---- Recorded information

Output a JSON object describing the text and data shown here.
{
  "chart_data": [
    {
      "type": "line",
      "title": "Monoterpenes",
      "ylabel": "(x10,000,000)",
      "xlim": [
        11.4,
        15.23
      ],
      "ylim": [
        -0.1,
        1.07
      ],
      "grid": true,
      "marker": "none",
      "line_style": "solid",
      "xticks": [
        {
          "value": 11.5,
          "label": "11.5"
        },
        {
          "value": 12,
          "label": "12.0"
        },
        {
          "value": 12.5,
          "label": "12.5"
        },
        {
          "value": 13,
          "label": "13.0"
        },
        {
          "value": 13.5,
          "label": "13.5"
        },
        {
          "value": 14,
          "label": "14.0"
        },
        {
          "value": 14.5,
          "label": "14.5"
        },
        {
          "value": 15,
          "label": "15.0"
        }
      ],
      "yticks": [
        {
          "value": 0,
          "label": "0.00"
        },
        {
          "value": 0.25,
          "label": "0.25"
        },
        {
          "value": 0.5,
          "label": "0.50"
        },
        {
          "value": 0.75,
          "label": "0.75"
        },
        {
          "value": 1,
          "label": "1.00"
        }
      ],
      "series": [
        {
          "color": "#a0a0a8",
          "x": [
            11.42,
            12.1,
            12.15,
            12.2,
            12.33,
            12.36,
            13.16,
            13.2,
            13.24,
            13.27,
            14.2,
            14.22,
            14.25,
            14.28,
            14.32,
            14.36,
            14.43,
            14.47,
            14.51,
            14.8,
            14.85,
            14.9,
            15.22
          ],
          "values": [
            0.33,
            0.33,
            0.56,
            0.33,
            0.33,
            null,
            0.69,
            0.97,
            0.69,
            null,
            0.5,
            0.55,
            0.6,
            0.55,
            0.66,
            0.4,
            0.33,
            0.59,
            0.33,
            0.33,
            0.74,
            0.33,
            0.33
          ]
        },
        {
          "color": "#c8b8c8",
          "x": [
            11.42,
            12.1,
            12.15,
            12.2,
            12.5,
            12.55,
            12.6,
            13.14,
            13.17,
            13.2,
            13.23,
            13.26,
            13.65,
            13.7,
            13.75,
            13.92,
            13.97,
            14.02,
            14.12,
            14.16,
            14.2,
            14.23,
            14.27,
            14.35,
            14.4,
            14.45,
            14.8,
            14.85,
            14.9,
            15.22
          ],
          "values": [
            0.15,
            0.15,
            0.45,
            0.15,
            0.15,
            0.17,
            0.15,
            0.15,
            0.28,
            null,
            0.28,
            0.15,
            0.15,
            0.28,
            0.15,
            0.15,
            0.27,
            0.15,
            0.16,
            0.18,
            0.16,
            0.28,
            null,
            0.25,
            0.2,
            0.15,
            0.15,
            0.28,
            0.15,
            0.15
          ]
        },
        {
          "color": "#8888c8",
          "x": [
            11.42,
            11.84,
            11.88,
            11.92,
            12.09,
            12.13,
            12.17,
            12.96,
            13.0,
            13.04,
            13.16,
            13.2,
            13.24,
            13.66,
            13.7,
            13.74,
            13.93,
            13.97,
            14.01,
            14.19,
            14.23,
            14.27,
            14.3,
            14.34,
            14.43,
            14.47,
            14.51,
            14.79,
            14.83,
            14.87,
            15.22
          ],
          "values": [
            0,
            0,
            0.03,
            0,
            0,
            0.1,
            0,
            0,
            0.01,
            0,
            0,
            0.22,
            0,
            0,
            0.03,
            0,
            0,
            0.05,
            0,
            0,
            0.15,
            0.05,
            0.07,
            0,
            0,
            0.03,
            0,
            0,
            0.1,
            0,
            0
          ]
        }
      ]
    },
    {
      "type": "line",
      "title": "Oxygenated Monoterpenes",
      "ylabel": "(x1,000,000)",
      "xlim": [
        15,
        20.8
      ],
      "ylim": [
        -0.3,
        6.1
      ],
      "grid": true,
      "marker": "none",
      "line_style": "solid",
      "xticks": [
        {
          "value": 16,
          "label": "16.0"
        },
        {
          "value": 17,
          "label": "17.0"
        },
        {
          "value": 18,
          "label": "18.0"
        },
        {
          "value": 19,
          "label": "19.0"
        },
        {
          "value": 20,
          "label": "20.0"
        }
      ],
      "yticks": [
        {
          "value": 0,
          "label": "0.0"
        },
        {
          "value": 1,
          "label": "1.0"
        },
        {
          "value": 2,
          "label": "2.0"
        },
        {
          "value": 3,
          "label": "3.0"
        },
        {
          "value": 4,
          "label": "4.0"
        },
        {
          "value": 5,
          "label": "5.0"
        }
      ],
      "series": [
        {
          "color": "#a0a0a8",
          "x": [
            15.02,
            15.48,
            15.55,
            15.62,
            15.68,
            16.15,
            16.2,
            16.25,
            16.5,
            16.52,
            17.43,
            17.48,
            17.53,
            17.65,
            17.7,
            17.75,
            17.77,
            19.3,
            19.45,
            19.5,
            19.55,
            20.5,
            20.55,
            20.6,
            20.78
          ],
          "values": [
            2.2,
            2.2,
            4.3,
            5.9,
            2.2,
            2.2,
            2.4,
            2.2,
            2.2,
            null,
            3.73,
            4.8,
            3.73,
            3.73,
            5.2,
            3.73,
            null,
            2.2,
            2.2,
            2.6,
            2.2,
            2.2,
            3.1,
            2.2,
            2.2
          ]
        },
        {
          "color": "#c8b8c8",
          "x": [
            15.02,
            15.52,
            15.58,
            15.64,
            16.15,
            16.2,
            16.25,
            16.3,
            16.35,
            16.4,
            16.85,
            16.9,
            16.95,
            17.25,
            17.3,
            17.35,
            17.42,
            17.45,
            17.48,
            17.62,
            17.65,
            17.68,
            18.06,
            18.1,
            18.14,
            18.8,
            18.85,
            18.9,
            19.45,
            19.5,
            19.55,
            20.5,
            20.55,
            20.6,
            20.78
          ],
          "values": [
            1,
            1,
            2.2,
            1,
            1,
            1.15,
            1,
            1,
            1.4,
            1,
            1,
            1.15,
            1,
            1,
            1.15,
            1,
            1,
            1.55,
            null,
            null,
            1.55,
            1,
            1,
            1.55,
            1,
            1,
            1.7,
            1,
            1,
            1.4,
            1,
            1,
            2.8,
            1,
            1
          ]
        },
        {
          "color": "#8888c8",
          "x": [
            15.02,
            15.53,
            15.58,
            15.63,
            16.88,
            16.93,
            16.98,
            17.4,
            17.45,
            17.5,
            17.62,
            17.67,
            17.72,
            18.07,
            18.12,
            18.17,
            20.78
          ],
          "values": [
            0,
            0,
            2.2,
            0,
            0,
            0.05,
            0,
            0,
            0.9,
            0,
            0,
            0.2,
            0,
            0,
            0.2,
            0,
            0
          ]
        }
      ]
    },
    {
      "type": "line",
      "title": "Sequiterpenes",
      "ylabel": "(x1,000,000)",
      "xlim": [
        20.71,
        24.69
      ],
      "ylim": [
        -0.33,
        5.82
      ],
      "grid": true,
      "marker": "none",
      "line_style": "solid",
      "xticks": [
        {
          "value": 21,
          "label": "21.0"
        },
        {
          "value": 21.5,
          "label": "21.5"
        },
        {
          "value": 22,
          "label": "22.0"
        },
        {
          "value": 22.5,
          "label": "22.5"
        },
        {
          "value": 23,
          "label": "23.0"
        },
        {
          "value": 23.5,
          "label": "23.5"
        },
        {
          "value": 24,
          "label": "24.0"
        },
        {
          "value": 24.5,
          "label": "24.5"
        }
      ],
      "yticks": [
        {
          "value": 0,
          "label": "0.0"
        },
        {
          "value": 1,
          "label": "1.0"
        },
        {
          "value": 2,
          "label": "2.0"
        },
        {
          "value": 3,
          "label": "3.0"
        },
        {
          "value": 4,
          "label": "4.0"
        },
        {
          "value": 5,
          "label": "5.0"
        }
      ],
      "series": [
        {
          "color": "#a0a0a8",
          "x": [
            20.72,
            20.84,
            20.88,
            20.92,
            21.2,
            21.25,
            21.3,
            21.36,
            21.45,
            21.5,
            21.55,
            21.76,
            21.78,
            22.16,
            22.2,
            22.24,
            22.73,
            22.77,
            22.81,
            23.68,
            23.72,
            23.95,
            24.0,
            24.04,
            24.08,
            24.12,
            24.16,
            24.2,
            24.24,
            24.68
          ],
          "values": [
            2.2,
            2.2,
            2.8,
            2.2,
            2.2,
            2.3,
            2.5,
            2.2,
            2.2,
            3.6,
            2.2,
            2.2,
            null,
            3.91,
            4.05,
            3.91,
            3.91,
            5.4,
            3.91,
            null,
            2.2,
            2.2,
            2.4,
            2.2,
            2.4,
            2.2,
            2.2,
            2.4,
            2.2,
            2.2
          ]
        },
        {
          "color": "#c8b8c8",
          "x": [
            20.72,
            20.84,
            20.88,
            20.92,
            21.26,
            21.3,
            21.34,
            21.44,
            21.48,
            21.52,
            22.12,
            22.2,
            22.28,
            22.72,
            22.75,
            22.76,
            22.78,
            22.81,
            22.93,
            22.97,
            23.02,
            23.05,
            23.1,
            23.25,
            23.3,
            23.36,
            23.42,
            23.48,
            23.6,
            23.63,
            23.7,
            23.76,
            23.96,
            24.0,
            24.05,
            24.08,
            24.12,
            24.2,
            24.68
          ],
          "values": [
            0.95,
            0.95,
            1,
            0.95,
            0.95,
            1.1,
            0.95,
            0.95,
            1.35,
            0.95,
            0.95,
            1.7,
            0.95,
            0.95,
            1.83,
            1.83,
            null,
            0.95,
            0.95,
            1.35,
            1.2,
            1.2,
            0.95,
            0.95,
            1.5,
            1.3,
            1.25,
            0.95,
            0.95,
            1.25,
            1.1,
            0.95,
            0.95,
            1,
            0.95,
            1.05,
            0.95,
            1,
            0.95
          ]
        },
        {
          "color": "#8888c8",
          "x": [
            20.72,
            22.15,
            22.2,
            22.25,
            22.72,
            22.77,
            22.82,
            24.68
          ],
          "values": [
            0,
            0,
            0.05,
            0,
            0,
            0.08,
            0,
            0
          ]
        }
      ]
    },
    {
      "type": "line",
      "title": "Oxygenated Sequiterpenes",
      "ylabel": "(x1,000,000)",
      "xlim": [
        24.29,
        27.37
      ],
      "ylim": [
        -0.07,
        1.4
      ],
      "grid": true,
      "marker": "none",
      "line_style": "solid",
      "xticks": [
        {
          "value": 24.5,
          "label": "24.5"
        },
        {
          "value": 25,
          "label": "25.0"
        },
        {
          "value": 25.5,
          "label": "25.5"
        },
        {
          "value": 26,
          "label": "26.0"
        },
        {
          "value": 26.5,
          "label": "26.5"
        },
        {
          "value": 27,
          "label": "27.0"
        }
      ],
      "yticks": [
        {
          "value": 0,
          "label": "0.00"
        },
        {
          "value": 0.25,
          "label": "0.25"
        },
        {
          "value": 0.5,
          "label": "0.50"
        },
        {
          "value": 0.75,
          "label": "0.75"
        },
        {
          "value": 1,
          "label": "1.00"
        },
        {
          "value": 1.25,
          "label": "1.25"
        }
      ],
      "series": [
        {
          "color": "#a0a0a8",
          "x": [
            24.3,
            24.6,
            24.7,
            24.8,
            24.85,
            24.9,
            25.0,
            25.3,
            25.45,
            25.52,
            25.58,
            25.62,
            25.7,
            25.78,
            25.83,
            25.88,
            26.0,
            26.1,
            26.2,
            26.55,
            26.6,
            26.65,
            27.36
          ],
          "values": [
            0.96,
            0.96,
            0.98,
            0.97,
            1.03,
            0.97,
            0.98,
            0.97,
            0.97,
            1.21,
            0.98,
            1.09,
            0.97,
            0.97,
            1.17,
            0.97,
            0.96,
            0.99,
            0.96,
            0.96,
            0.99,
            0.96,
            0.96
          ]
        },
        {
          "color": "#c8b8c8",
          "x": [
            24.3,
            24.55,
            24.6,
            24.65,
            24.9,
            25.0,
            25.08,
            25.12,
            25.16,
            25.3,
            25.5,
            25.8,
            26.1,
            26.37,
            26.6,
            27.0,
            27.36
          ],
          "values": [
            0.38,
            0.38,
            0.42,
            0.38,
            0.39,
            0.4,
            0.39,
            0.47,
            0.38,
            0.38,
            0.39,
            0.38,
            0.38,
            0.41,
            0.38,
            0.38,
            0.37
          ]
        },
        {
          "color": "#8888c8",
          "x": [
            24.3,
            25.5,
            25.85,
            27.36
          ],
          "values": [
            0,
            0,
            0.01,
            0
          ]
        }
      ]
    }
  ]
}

--------

Stated exercise: Pick out every line above that contains the word "Sequiterpenes" and copy it.

Solution:
      "title": "Sequiterpenes",
      "title": "Oxygenated Sequiterpenes",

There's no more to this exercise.